• _Given task_
Reproduce the material, swapping every "合格" for "达标" and leaving everything else unchanged.

• _The records_
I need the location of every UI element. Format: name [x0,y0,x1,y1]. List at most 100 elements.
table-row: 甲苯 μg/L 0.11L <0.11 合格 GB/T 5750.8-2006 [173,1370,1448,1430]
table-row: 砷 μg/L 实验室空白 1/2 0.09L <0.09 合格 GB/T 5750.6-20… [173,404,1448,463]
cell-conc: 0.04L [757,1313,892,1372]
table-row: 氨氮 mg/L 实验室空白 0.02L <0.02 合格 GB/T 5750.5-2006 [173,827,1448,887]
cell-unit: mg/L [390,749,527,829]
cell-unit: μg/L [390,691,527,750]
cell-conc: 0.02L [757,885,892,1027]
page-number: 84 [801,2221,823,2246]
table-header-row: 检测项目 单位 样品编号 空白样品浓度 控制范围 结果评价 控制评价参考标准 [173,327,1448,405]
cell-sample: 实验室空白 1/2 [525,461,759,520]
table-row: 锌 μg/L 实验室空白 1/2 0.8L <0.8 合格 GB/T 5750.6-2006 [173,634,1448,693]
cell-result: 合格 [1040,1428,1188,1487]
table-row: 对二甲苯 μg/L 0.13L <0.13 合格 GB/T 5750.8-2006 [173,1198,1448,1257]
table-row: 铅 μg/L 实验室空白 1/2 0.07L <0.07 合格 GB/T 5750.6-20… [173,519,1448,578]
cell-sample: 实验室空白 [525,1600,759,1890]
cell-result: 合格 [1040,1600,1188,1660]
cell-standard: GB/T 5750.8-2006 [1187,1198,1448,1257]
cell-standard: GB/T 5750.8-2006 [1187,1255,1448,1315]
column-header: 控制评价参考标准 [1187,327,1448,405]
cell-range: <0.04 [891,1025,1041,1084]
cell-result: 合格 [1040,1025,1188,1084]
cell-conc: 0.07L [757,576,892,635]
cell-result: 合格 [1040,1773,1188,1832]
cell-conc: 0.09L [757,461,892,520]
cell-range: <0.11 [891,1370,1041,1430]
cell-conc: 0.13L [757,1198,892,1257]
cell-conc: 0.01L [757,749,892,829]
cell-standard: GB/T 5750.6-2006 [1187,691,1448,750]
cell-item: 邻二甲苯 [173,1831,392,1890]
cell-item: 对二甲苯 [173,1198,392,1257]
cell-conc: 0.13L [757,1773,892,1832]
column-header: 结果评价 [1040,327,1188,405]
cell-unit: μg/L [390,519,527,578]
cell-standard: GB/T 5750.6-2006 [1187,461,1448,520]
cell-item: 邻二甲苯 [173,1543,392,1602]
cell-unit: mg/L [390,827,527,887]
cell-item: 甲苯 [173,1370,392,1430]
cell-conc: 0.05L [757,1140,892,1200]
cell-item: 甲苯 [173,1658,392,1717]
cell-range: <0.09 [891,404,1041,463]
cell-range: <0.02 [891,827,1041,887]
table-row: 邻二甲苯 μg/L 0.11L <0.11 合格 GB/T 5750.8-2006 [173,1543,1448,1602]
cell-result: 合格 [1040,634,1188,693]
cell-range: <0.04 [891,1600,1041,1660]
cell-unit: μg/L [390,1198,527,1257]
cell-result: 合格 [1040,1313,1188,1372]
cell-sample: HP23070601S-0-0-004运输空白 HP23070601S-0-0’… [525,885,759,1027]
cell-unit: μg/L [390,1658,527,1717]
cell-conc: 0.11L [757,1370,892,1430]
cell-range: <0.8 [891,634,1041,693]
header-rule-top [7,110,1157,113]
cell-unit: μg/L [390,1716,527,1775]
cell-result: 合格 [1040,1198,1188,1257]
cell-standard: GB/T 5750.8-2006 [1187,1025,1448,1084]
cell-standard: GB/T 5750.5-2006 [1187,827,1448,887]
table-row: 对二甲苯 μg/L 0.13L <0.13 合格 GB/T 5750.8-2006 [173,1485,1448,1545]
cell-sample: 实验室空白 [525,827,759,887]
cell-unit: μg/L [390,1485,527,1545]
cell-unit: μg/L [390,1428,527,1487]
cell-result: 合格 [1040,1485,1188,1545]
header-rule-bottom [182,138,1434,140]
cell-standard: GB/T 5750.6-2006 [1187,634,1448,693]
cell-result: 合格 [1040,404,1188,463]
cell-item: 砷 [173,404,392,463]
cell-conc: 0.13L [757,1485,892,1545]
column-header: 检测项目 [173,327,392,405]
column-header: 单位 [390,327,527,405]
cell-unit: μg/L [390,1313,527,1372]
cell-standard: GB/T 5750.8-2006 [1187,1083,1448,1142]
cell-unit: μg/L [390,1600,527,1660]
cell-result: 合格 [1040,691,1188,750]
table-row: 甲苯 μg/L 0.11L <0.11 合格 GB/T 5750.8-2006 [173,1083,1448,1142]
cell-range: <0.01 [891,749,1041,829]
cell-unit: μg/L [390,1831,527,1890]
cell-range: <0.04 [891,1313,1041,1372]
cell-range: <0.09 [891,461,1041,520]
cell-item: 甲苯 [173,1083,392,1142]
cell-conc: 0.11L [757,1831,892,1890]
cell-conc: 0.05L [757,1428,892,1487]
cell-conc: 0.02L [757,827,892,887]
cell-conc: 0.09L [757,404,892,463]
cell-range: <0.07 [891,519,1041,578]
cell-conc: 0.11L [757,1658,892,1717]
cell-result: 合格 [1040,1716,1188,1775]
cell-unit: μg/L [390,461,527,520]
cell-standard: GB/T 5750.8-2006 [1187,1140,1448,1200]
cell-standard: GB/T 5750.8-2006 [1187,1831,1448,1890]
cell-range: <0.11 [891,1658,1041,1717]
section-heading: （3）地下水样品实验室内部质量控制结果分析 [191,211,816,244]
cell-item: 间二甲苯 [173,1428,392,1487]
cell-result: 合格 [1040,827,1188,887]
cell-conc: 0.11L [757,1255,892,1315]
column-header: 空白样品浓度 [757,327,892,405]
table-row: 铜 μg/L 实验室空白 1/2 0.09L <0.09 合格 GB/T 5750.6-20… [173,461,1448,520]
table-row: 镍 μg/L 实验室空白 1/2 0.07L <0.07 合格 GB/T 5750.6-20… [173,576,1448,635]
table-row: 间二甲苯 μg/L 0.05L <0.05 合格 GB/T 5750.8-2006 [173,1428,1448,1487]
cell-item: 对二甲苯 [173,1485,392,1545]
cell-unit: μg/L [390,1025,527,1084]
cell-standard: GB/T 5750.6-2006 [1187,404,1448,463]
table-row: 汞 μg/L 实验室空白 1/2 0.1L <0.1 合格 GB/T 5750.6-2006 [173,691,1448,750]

• _Written answer_
I need the location of every UI element. Format: name [x0,y0,x1,y1]. List at most 100 elements.
table-row: 甲苯 μg/L 0.11L <0.11 达标 GB/T 5750.8-2006 [173,1370,1448,1430]
table-row: 砷 μg/L 实验室空白 1/2 0.09L <0.09 达标 GB/T 5750.6-20… [173,404,1448,463]
cell-conc: 0.04L [757,1313,892,1372]
table-row: 氨氮 mg/L 实验室空白 0.02L <0.02 达标 GB/T 5750.5-2006 [173,827,1448,887]
cell-unit: mg/L [390,749,527,829]
cell-unit: μg/L [390,691,527,750]
cell-conc: 0.02L [757,885,892,1027]
page-number: 84 [801,2221,823,2246]
table-header-row: 检测项目 单位 样品编号 空白样品浓度 控制范围 结果评价 控制评价参考标准 [173,327,1448,405]
cell-sample: 实验室空白 1/2 [525,461,759,520]
table-row: 锌 μg/L 实验室空白 1/2 0.8L <0.8 达标 GB/T 5750.6-2006 [173,634,1448,693]
cell-result: 达标 [1040,1428,1188,1487]
table-row: 对二甲苯 μg/L 0.13L <0.13 达标 GB/T 5750.8-2006 [173,1198,1448,1257]
table-row: 铅 μg/L 实验室空白 1/2 0.07L <0.07 达标 GB/T 5750.6-20… [173,519,1448,578]
cell-sample: 实验室空白 [525,1600,759,1890]
cell-result: 达标 [1040,1600,1188,1660]
cell-standard: GB/T 5750.8-2006 [1187,1198,1448,1257]
cell-standard: GB/T 5750.8-2006 [1187,1255,1448,1315]
column-header: 控制评价参考标准 [1187,327,1448,405]
cell-range: <0.04 [891,1025,1041,1084]
cell-result: 达标 [1040,1025,1188,1084]
cell-conc: 0.07L [757,576,892,635]
cell-result: 达标 [1040,1773,1188,1832]
cell-conc: 0.09L [757,461,892,520]
cell-range: <0.11 [891,1370,1041,1430]
cell-conc: 0.13L [757,1198,892,1257]
cell-conc: 0.01L [757,749,892,829]
cell-standard: GB/T 5750.6-2006 [1187,691,1448,750]
cell-item: 邻二甲苯 [173,1831,392,1890]
cell-item: 对二甲苯 [173,1198,392,1257]
cell-conc: 0.13L [757,1773,892,1832]
column-header: 结果评价 [1040,327,1188,405]
cell-unit: μg/L [390,519,527,578]
cell-standard: GB/T 5750.6-2006 [1187,461,1448,520]
cell-item: 邻二甲苯 [173,1543,392,1602]
cell-unit: mg/L [390,827,527,887]
cell-item: 甲苯 [173,1370,392,1430]
cell-conc: 0.05L [757,1140,892,1200]
cell-item: 甲苯 [173,1658,392,1717]
cell-range: <0.09 [891,404,1041,463]
cell-range: <0.02 [891,827,1041,887]
table-row: 邻二甲苯 μg/L 0.11L <0.11 达标 GB/T 5750.8-2006 [173,1543,1448,1602]
cell-result: 达标 [1040,634,1188,693]
cell-range: <0.04 [891,1600,1041,1660]
cell-unit: μg/L [390,1198,527,1257]
cell-result: 达标 [1040,1313,1188,1372]
cell-sample: HP23070601S-0-0-004运输空白 HP23070601S-0-0’… [525,885,759,1027]
cell-unit: μg/L [390,1658,527,1717]
cell-conc: 0.11L [757,1370,892,1430]
cell-range: <0.8 [891,634,1041,693]
header-rule-top [7,110,1157,113]
cell-unit: μg/L [390,1716,527,1775]
cell-result: 达标 [1040,1198,1188,1257]
cell-standard: GB/T 5750.8-2006 [1187,1025,1448,1084]
cell-standard: GB/T 5750.5-2006 [1187,827,1448,887]
table-row: 对二甲苯 μg/L 0.13L <0.13 达标 GB/T 5750.8-2006 [173,1485,1448,1545]
cell-sample: 实验室空白 [525,827,759,887]
cell-unit: μg/L [390,1485,527,1545]
cell-unit: μg/L [390,1428,527,1487]
cell-result: 达标 [1040,1485,1188,1545]
header-rule-bottom [182,138,1434,140]
cell-standard: GB/T 5750.6-2006 [1187,634,1448,693]
cell-result: 达标 [1040,404,1188,463]
cell-item: 砷 [173,404,392,463]
cell-conc: 0.13L [757,1485,892,1545]
column-header: 检测项目 [173,327,392,405]
column-header: 单位 [390,327,527,405]
cell-unit: μg/L [390,1313,527,1372]
cell-standard: GB/T 5750.8-2006 [1187,1083,1448,1142]
cell-unit: μg/L [390,1600,527,1660]
cell-result: 达标 [1040,691,1188,750]
table-row: 甲苯 μg/L 0.11L <0.11 达标 GB/T 5750.8-2006 [173,1083,1448,1142]
cell-range: <0.01 [891,749,1041,829]
cell-unit: μg/L [390,1831,527,1890]
cell-range: <0.04 [891,1313,1041,1372]
cell-range: <0.09 [891,461,1041,520]
cell-item: 甲苯 [173,1083,392,1142]
cell-conc: 0.11L [757,1831,892,1890]
cell-conc: 0.05L [757,1428,892,1487]
cell-conc: 0.02L [757,827,892,887]
cell-conc: 0.09L [757,404,892,463]
cell-range: <0.07 [891,519,1041,578]
cell-conc: 0.11L [757,1658,892,1717]
cell-result: 达标 [1040,1716,1188,1775]
cell-unit: μg/L [390,461,527,520]
cell-standard: GB/T 5750.8-2006 [1187,1140,1448,1200]
cell-standard: GB/T 5750.8-2006 [1187,1831,1448,1890]
cell-range: <0.11 [891,1658,1041,1717]
section-heading: （3）地下水样品实验室内部质量控制结果分析 [191,211,816,244]
cell-item: 间二甲苯 [173,1428,392,1487]
cell-result: 达标 [1040,827,1188,887]
cell-conc: 0.11L [757,1255,892,1315]
column-header: 空白样品浓度 [757,327,892,405]
table-row: 铜 μg/L 实验室空白 1/2 0.09L <0.09 达标 GB/T 5750.6-20… [173,461,1448,520]
table-row: 镍 μg/L 实验室空白 1/2 0.07L <0.07 达标 GB/T 5750.6-20… [173,576,1448,635]
table-row: 间二甲苯 μg/L 0.05L <0.05 达标 GB/T 5750.8-2006 [173,1428,1448,1487]
cell-item: 对二甲苯 [173,1485,392,1545]
cell-unit: μg/L [390,1025,527,1084]
cell-standard: GB/T 5750.6-2006 [1187,404,1448,463]
table-row: 汞 μg/L 实验室空白 1/2 0.1L <0.1 达标 GB/T 5750.6-2006 [173,691,1448,750]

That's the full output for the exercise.